Set problem:
Below is some material; set it all down exactly, apart from the pictures.

Records shown:

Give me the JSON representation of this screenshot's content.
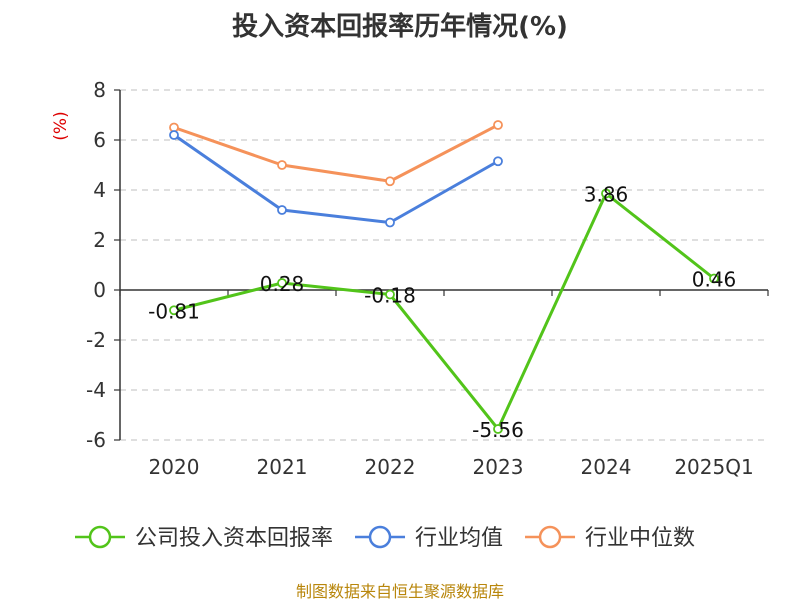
{
  "chart_data": {
    "type": "line",
    "title": "投入资本回报率历年情况(%)",
    "ylabel": "(%)",
    "xlabel": "",
    "categories": [
      "2020",
      "2021",
      "2022",
      "2023",
      "2024",
      "2025Q1"
    ],
    "ylim": [
      -6,
      8
    ],
    "yticks": [
      8,
      6,
      4,
      2,
      0,
      -2,
      -4,
      -6
    ],
    "grid": true,
    "legend_position": "bottom",
    "series": [
      {
        "name": "公司投入资本回报率",
        "color": "#52c41a",
        "values": [
          -0.81,
          0.28,
          -0.18,
          -5.56,
          3.86,
          0.46
        ],
        "data_labels": [
          "-0.81",
          "0.28",
          "-0.18",
          "-5.56",
          "3.86",
          "0.46"
        ]
      },
      {
        "name": "行业均值",
        "color": "#4a7fdc",
        "values": [
          6.2,
          3.2,
          2.7,
          5.15,
          null,
          null
        ]
      },
      {
        "name": "行业中位数",
        "color": "#f5925a",
        "values": [
          6.5,
          5.0,
          4.35,
          6.6,
          null,
          null
        ]
      }
    ]
  },
  "footer": {
    "source": "制图数据来自恒生聚源数据库"
  }
}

The answer:
Give me the JSON representation of this screenshot's content.
{
  "chart_data": {
    "type": "line",
    "title": "投入资本回报率历年情况(%)",
    "ylabel": "(%)",
    "xlabel": "",
    "categories": [
      "2020",
      "2021",
      "2022",
      "2023",
      "2024",
      "2025Q1"
    ],
    "ylim": [
      -6,
      8
    ],
    "yticks": [
      8,
      6,
      4,
      2,
      0,
      -2,
      -4,
      -6
    ],
    "grid": true,
    "legend_position": "bottom",
    "series": [
      {
        "name": "公司投入资本回报率",
        "color": "#52c41a",
        "values": [
          -0.81,
          0.28,
          -0.18,
          -5.56,
          3.86,
          0.46
        ],
        "data_labels": [
          "-0.81",
          "0.28",
          "-0.18",
          "-5.56",
          "3.86",
          "0.46"
        ]
      },
      {
        "name": "行业均值",
        "color": "#4a7fdc",
        "values": [
          6.2,
          3.2,
          2.7,
          5.15,
          null,
          null
        ]
      },
      {
        "name": "行业中位数",
        "color": "#f5925a",
        "values": [
          6.5,
          5.0,
          4.35,
          6.6,
          null,
          null
        ]
      }
    ]
  },
  "footer": {
    "source": "制图数据来自恒生聚源数据库"
  }
}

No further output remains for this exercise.